* BEGIN *
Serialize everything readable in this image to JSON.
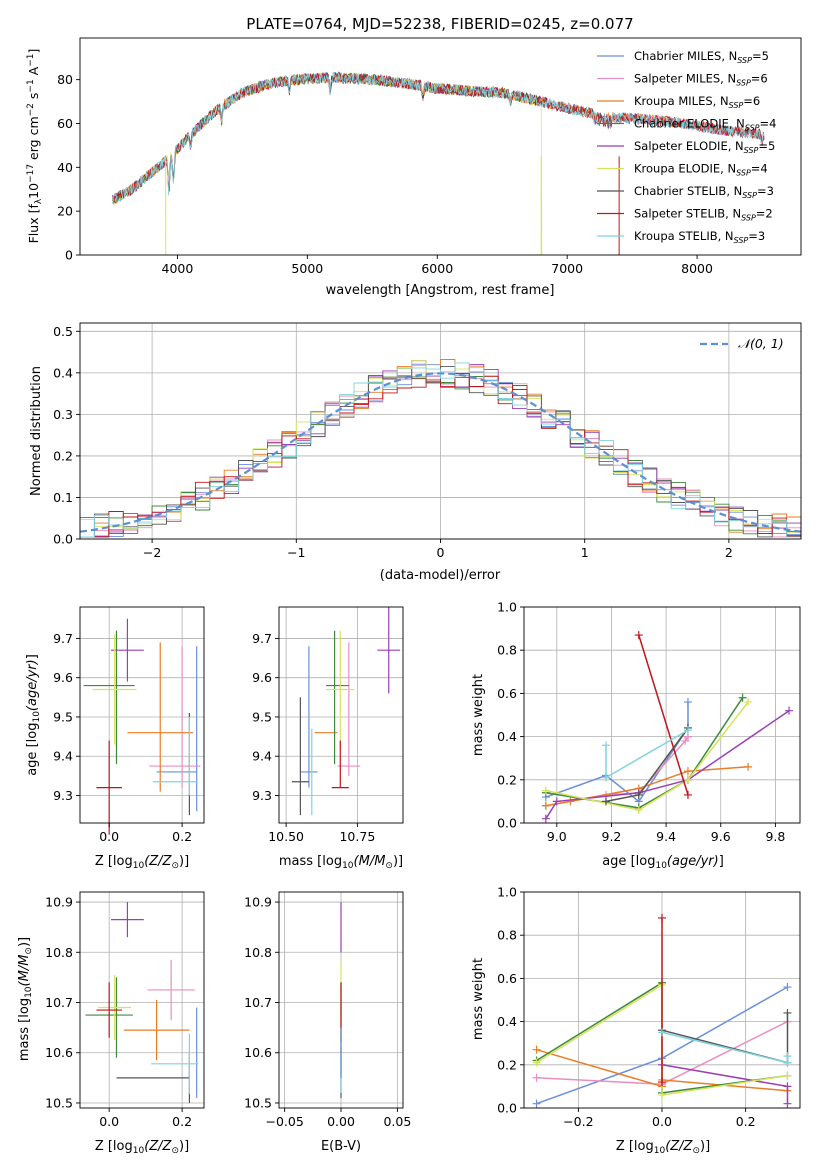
{
  "figure_title": "PLATE=0764, MJD=52238, FIBERID=0245, z=0.077",
  "colors": {
    "chabrier_miles": "#6a8fdb",
    "salpeter_miles": "#e88fbf",
    "kroupa_miles": "#e97d27",
    "chabrier_elodie": "#3d8a3d",
    "salpeter_elodie": "#9b3fb5",
    "kroupa_elodie": "#d7e35a",
    "chabrier_stelib": "#555555",
    "salpeter_stelib": "#c0161b",
    "kroupa_stelib": "#7fd4e0",
    "grid": "#b0b0b0",
    "normal": "#5b8fd6"
  },
  "legend_entries": [
    {
      "pre": "Chabrier MILES, N",
      "sub": "SSP",
      "post": "=5",
      "color": "#6a8fdb"
    },
    {
      "pre": "Salpeter MILES, N",
      "sub": "SSP",
      "post": "=6",
      "color": "#e88fbf"
    },
    {
      "pre": "Kroupa MILES, N",
      "sub": "SSP",
      "post": "=6",
      "color": "#e97d27"
    },
    {
      "pre": "Chabrier ELODIE, N",
      "sub": "SSP",
      "post": "=4",
      "color": "#3d8a3d"
    },
    {
      "pre": "Salpeter ELODIE, N",
      "sub": "SSP",
      "post": "=5",
      "color": "#9b3fb5"
    },
    {
      "pre": "Kroupa ELODIE, N",
      "sub": "SSP",
      "post": "=4",
      "color": "#d7e35a"
    },
    {
      "pre": "Chabrier STELIB, N",
      "sub": "SSP",
      "post": "=3",
      "color": "#555555"
    },
    {
      "pre": "Salpeter STELIB, N",
      "sub": "SSP",
      "post": "=2",
      "color": "#c0161b"
    },
    {
      "pre": "Kroupa STELIB, N",
      "sub": "SSP",
      "post": "=3",
      "color": "#7fd4e0"
    }
  ],
  "chart_data": [
    {
      "id": "spectrum",
      "type": "line",
      "xlabel": "wavelength [Angstrom, rest frame]",
      "ylabel": "Flux [fλ10⁻¹⁷ erg cm⁻² s⁻¹ A⁻¹]",
      "xlim": [
        3250,
        8800
      ],
      "ylim": [
        0,
        99
      ],
      "xticks": [
        4000,
        5000,
        6000,
        7000,
        8000
      ],
      "yticks": [
        0,
        20,
        40,
        60,
        80
      ],
      "continuum": [
        [
          3500,
          25
        ],
        [
          3650,
          30
        ],
        [
          3850,
          40
        ],
        [
          3950,
          45
        ],
        [
          4100,
          55
        ],
        [
          4300,
          66
        ],
        [
          4500,
          74
        ],
        [
          4700,
          78
        ],
        [
          4900,
          80
        ],
        [
          5200,
          81
        ],
        [
          5500,
          80
        ],
        [
          5800,
          78
        ],
        [
          6000,
          76
        ],
        [
          6200,
          75
        ],
        [
          6500,
          74
        ],
        [
          6800,
          70
        ],
        [
          7000,
          67
        ],
        [
          7300,
          63
        ],
        [
          7600,
          62
        ],
        [
          7900,
          60
        ],
        [
          8200,
          57
        ],
        [
          8500,
          55
        ]
      ]
    },
    {
      "id": "residuals",
      "type": "histogram",
      "xlabel": "(data-model)/error",
      "ylabel": "Normed distribution",
      "xlim": [
        -2.5,
        2.5
      ],
      "ylim": [
        0,
        0.52
      ],
      "xticks": [
        -2,
        -1,
        0,
        1,
        2
      ],
      "yticks": [
        0.0,
        0.1,
        0.2,
        0.3,
        0.4,
        0.5
      ],
      "legend": "𝒩(0, 1)",
      "bin_edges": [
        -2.5,
        -2.4,
        -2.3,
        -2.2,
        -2.1,
        -2.0,
        -1.9,
        -1.8,
        -1.7,
        -1.6,
        -1.5,
        -1.4,
        -1.3,
        -1.2,
        -1.1,
        -1.0,
        -0.9,
        -0.8,
        -0.7,
        -0.6,
        -0.5,
        -0.4,
        -0.3,
        -0.2,
        -0.1,
        0.0,
        0.1,
        0.2,
        0.3,
        0.4,
        0.5,
        0.6,
        0.7,
        0.8,
        0.9,
        1.0,
        1.1,
        1.2,
        1.3,
        1.4,
        1.5,
        1.6,
        1.7,
        1.8,
        1.9,
        2.0,
        2.1,
        2.2,
        2.3,
        2.4,
        2.5
      ]
    },
    {
      "id": "z-vs-age",
      "type": "errorbar",
      "xlabel": "Z [log₁₀(Z/Z⊙)]",
      "ylabel": "age  [log₁₀(age/yr)]",
      "xlim": [
        -0.08,
        0.26
      ],
      "ylim": [
        9.23,
        9.78
      ],
      "xticks": [
        0.0,
        0.2
      ],
      "yticks": [
        9.3,
        9.4,
        9.5,
        9.6,
        9.7
      ],
      "points": [
        {
          "c": "chabrier_miles",
          "x": 0.185,
          "y": 9.36,
          "xe": 0.055,
          "ye": 0.0
        },
        {
          "c": "chabrier_miles",
          "x": 0.24,
          "y": 9.47,
          "xe": 0.0,
          "ye": 0.21
        },
        {
          "c": "salpeter_miles",
          "x": 0.18,
          "y": 9.375,
          "xe": 0.07,
          "ye": 0.0
        },
        {
          "c": "salpeter_miles",
          "x": 0.2,
          "y": 9.5,
          "xe": 0.0,
          "ye": 0.18
        },
        {
          "c": "kroupa_miles",
          "x": 0.14,
          "y": 9.46,
          "xe": 0.09,
          "ye": 0.0
        },
        {
          "c": "kroupa_miles",
          "x": 0.14,
          "y": 9.5,
          "xe": 0.0,
          "ye": 0.19
        },
        {
          "c": "chabrier_elodie",
          "x": 0.02,
          "y": 9.55,
          "xe": 0.0,
          "ye": 0.17
        },
        {
          "c": "chabrier_elodie",
          "x": 0.0,
          "y": 9.58,
          "xe": 0.07,
          "ye": 0.0
        },
        {
          "c": "salpeter_elodie",
          "x": 0.05,
          "y": 9.67,
          "xe": 0.045,
          "ye": 0.08
        },
        {
          "c": "kroupa_elodie",
          "x": 0.015,
          "y": 9.57,
          "xe": 0.06,
          "ye": 0.14
        },
        {
          "c": "chabrier_stelib",
          "x": 0.22,
          "y": 9.38,
          "xe": 0.0,
          "ye": 0.13
        },
        {
          "c": "salpeter_stelib",
          "x": 0.0,
          "y": 9.32,
          "xe": 0.035,
          "ye": 0.12
        },
        {
          "c": "kroupa_stelib",
          "x": 0.18,
          "y": 9.335,
          "xe": 0.06,
          "ye": 0.0
        },
        {
          "c": "kroupa_stelib",
          "x": 0.22,
          "y": 9.4,
          "xe": 0.0,
          "ye": 0.1
        }
      ]
    },
    {
      "id": "mass-vs-age",
      "type": "errorbar",
      "xlabel": "mass [log₁₀(M/M⊙)]",
      "ylabel": "",
      "xlim": [
        10.475,
        10.91
      ],
      "ylim": [
        9.23,
        9.78
      ],
      "xticks": [
        10.5,
        10.75
      ],
      "xtick_labels": [
        "10.50",
        "10.75"
      ],
      "yticks": [
        9.3,
        9.4,
        9.5,
        9.6,
        9.7
      ],
      "points": [
        {
          "c": "chabrier_miles",
          "x": 10.58,
          "y": 9.5,
          "xe": 0.0,
          "ye": 0.18
        },
        {
          "c": "chabrier_miles",
          "x": 10.58,
          "y": 9.36,
          "xe": 0.03,
          "ye": 0.0
        },
        {
          "c": "salpeter_miles",
          "x": 10.72,
          "y": 9.375,
          "xe": 0.04,
          "ye": 0.0
        },
        {
          "c": "salpeter_miles",
          "x": 10.72,
          "y": 9.52,
          "xe": 0.0,
          "ye": 0.17
        },
        {
          "c": "kroupa_miles",
          "x": 10.64,
          "y": 9.46,
          "xe": 0.04,
          "ye": 0.0
        },
        {
          "c": "chabrier_elodie",
          "x": 10.68,
          "y": 9.58,
          "xe": 0.04,
          "ye": 0.0
        },
        {
          "c": "chabrier_elodie",
          "x": 10.67,
          "y": 9.55,
          "xe": 0.0,
          "ye": 0.17
        },
        {
          "c": "salpeter_elodie",
          "x": 10.86,
          "y": 9.67,
          "xe": 0.04,
          "ye": 0.11
        },
        {
          "c": "kroupa_elodie",
          "x": 10.69,
          "y": 9.57,
          "xe": 0.05,
          "ye": 0.15
        },
        {
          "c": "chabrier_stelib",
          "x": 10.55,
          "y": 9.335,
          "xe": 0.03,
          "ye": 0.0
        },
        {
          "c": "chabrier_stelib",
          "x": 10.55,
          "y": 9.4,
          "xe": 0.0,
          "ye": 0.15
        },
        {
          "c": "salpeter_stelib",
          "x": 10.69,
          "y": 9.32,
          "xe": 0.03,
          "ye": 0.0
        },
        {
          "c": "salpeter_stelib",
          "x": 10.69,
          "y": 9.38,
          "xe": 0.0,
          "ye": 0.06
        },
        {
          "c": "kroupa_stelib",
          "x": 10.59,
          "y": 9.36,
          "xe": 0.0,
          "ye": 0.11
        }
      ]
    },
    {
      "id": "age-vs-weight",
      "type": "line",
      "xlabel": "age  [log₁₀(age/yr)]",
      "ylabel": "mass weight",
      "xlim": [
        8.88,
        9.89
      ],
      "ylim": [
        0,
        1
      ],
      "xticks": [
        9.0,
        9.2,
        9.4,
        9.6,
        9.8
      ],
      "yticks": [
        0.0,
        0.2,
        0.4,
        0.6,
        0.8,
        1.0
      ],
      "series": [
        {
          "c": "chabrier_miles",
          "x": [
            8.96,
            9.18,
            9.3,
            9.48,
            9.48
          ],
          "y": [
            0.12,
            0.22,
            0.1,
            0.44,
            0.56
          ]
        },
        {
          "c": "salpeter_miles",
          "x": [
            8.96,
            9.18,
            9.3,
            9.47,
            9.48,
            9.48
          ],
          "y": [
            0.08,
            0.13,
            0.14,
            0.38,
            0.4,
            0.4
          ]
        },
        {
          "c": "kroupa_miles",
          "x": [
            8.96,
            9.05,
            9.3,
            9.48,
            9.7
          ],
          "y": [
            0.08,
            0.1,
            0.16,
            0.24,
            0.26
          ]
        },
        {
          "c": "chabrier_elodie",
          "x": [
            8.96,
            9.3,
            9.48,
            9.68
          ],
          "y": [
            0.14,
            0.07,
            0.2,
            0.58
          ]
        },
        {
          "c": "salpeter_elodie",
          "x": [
            8.96,
            9.0,
            9.3,
            9.48,
            9.85
          ],
          "y": [
            0.02,
            0.1,
            0.14,
            0.2,
            0.52
          ]
        },
        {
          "c": "kroupa_elodie",
          "x": [
            8.96,
            9.3,
            9.48,
            9.7
          ],
          "y": [
            0.15,
            0.06,
            0.2,
            0.56
          ]
        },
        {
          "c": "chabrier_stelib",
          "x": [
            9.18,
            9.3,
            9.48
          ],
          "y": [
            0.1,
            0.13,
            0.44
          ]
        },
        {
          "c": "salpeter_stelib",
          "x": [
            9.3,
            9.48
          ],
          "y": [
            0.87,
            0.13
          ]
        },
        {
          "c": "kroupa_stelib",
          "x": [
            9.18,
            9.18,
            9.48
          ],
          "y": [
            0.36,
            0.21,
            0.43
          ]
        }
      ]
    },
    {
      "id": "z-vs-mass",
      "type": "errorbar",
      "xlabel": "Z [log₁₀(Z/Z⊙)]",
      "ylabel": "mass [log₁₀(M/M⊙)]",
      "xlim": [
        -0.08,
        0.26
      ],
      "ylim": [
        10.49,
        10.92
      ],
      "xticks": [
        0.0,
        0.2
      ],
      "yticks": [
        10.5,
        10.6,
        10.7,
        10.8,
        10.9
      ],
      "points": [
        {
          "c": "chabrier_miles",
          "x": 0.24,
          "y": 10.6,
          "xe": 0.0,
          "ye": 0.09
        },
        {
          "c": "salpeter_miles",
          "x": 0.17,
          "y": 10.725,
          "xe": 0.065,
          "ye": 0.06
        },
        {
          "c": "kroupa_miles",
          "x": 0.13,
          "y": 10.645,
          "xe": 0.09,
          "ye": 0.06
        },
        {
          "c": "chabrier_elodie",
          "x": 0.0,
          "y": 10.675,
          "xe": 0.065,
          "ye": 0.0
        },
        {
          "c": "chabrier_elodie",
          "x": 0.02,
          "y": 10.67,
          "xe": 0.0,
          "ye": 0.08
        },
        {
          "c": "salpeter_elodie",
          "x": 0.05,
          "y": 10.865,
          "xe": 0.045,
          "ye": 0.035
        },
        {
          "c": "kroupa_elodie",
          "x": 0.015,
          "y": 10.69,
          "xe": 0.045,
          "ye": 0.065
        },
        {
          "c": "chabrier_stelib",
          "x": 0.12,
          "y": 10.55,
          "xe": 0.1,
          "ye": 0.0
        },
        {
          "c": "chabrier_stelib",
          "x": 0.22,
          "y": 10.55,
          "xe": 0.0,
          "ye": 0.05
        },
        {
          "c": "salpeter_stelib",
          "x": 0.0,
          "y": 10.685,
          "xe": 0.035,
          "ye": 0.055
        },
        {
          "c": "kroupa_stelib",
          "x": 0.18,
          "y": 10.578,
          "xe": 0.065,
          "ye": 0.0
        },
        {
          "c": "kroupa_stelib",
          "x": 0.22,
          "y": 10.578,
          "xe": 0.0,
          "ye": 0.06
        }
      ]
    },
    {
      "id": "ebv-vs-mass",
      "type": "errorbar",
      "xlabel": "E(B-V)",
      "ylabel": "",
      "xlim": [
        -0.055,
        0.055
      ],
      "ylim": [
        10.49,
        10.92
      ],
      "xticks": [
        -0.05,
        0.0,
        0.05
      ],
      "xtick_labels": [
        "−0.05",
        "0.00",
        "0.05"
      ],
      "yticks": [
        10.5,
        10.6,
        10.7,
        10.8,
        10.9
      ],
      "points": [
        {
          "c": "salpeter_elodie",
          "x": 0.0,
          "y": 10.85,
          "xe": 0.0,
          "ye": 0.05
        },
        {
          "c": "kroupa_elodie",
          "x": 0.0,
          "y": 10.72,
          "xe": 0.0,
          "ye": 0.06
        },
        {
          "c": "chabrier_elodie",
          "x": 0.0,
          "y": 10.67,
          "xe": 0.0,
          "ye": 0.07
        },
        {
          "c": "salpeter_stelib",
          "x": 0.0,
          "y": 10.68,
          "xe": 0.0,
          "ye": 0.06
        },
        {
          "c": "chabrier_stelib",
          "x": 0.0,
          "y": 10.56,
          "xe": 0.0,
          "ye": 0.05
        },
        {
          "c": "kroupa_stelib",
          "x": 0.0,
          "y": 10.56,
          "xe": 0.0,
          "ye": 0.04
        },
        {
          "c": "chabrier_miles",
          "x": 0.0,
          "y": 10.6,
          "xe": 0.0,
          "ye": 0.05
        }
      ]
    },
    {
      "id": "z-vs-weight",
      "type": "line",
      "xlabel": "Z [log₁₀(Z/Z⊙)]",
      "ylabel": "mass weight",
      "xlim": [
        -0.33,
        0.33
      ],
      "ylim": [
        0,
        1
      ],
      "xticks": [
        -0.2,
        0.0,
        0.2
      ],
      "xtick_labels": [
        "−0.2",
        "0.0",
        "0.2"
      ],
      "yticks": [
        0.0,
        0.2,
        0.4,
        0.6,
        0.8,
        1.0
      ],
      "series": [
        {
          "c": "chabrier_miles",
          "x": [
            -0.3,
            0.0,
            0.3
          ],
          "y": [
            0.02,
            0.23,
            0.56
          ]
        },
        {
          "c": "salpeter_miles",
          "x": [
            -0.3,
            0.0,
            0.3
          ],
          "y": [
            0.14,
            0.11,
            0.4
          ]
        },
        {
          "c": "kroupa_miles",
          "x": [
            -0.3,
            0.0,
            0.0,
            0.3
          ],
          "y": [
            0.27,
            0.1,
            0.13,
            0.08
          ]
        },
        {
          "c": "chabrier_elodie",
          "x": [
            -0.3,
            0.0,
            0.0,
            0.3
          ],
          "y": [
            0.22,
            0.58,
            0.07,
            0.15
          ]
        },
        {
          "c": "salpeter_elodie",
          "x": [
            0.0,
            0.3,
            0.3
          ],
          "y": [
            0.2,
            0.1,
            0.02
          ]
        },
        {
          "c": "kroupa_elodie",
          "x": [
            -0.3,
            0.0,
            0.0,
            0.3
          ],
          "y": [
            0.21,
            0.57,
            0.06,
            0.15
          ]
        },
        {
          "c": "chabrier_stelib",
          "x": [
            0.0,
            0.3,
            0.3
          ],
          "y": [
            0.36,
            0.21,
            0.44
          ]
        },
        {
          "c": "salpeter_stelib",
          "x": [
            0.0,
            0.0
          ],
          "y": [
            0.88,
            0.12
          ]
        },
        {
          "c": "kroupa_stelib",
          "x": [
            0.0,
            0.3,
            0.3
          ],
          "y": [
            0.35,
            0.21,
            0.24
          ]
        }
      ]
    }
  ]
}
* END *
Find every line in the records above that contains the word "xlabel", and copy each one.

* RESPONSE TO THIS TASK
      "xlabel": "wavelength [Angstrom, rest frame]",
      "xlabel": "(data-model)/error",
      "xlabel": "Z [log₁₀(Z/Z⊙)]",
      "xlabel": "mass [log₁₀(M/M⊙)]",
      "xlabel": "age  [log₁₀(age/yr)]",
      "xlabel": "Z [log₁₀(Z/Z⊙)]",
      "xlabel": "E(B-V)",
      "xlabel": "Z [log₁₀(Z/Z⊙)]",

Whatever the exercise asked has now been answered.